→ **WHAT YOU NEED TO DO**
Bring together all lines of the material below that contain the string "this".

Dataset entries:
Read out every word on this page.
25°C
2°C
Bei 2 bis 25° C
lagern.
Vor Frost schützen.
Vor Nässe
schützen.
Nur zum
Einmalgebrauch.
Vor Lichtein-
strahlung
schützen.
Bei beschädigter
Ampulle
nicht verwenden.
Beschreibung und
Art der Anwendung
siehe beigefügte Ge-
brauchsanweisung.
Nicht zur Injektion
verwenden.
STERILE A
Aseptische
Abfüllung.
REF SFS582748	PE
* * *
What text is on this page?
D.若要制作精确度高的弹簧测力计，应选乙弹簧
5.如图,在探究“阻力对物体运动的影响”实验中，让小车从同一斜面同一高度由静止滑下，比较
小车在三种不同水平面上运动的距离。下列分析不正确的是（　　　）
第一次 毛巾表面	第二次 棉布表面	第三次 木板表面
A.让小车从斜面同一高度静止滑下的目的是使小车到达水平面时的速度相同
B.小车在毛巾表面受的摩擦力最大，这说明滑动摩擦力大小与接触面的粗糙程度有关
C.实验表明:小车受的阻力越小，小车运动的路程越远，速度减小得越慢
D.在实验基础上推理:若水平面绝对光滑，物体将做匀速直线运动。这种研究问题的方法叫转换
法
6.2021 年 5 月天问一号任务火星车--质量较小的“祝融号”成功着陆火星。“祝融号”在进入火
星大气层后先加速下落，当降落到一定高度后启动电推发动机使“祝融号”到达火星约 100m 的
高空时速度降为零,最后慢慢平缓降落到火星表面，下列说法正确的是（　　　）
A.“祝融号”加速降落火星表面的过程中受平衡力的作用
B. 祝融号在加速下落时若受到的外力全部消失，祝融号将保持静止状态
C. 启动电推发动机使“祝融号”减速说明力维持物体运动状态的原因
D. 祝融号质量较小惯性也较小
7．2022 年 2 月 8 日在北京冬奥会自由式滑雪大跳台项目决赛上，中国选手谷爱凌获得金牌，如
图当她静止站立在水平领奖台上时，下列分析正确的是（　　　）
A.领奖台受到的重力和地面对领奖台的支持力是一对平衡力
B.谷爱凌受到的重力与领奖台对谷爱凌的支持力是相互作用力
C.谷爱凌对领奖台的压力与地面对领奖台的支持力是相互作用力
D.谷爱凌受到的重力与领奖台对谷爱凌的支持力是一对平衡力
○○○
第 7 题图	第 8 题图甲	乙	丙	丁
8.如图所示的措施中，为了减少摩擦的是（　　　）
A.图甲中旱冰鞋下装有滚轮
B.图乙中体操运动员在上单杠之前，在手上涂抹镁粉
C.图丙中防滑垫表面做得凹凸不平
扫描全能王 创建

→ **WRITTEN ANSWER**
Read out every word on this page.
What text is on this page?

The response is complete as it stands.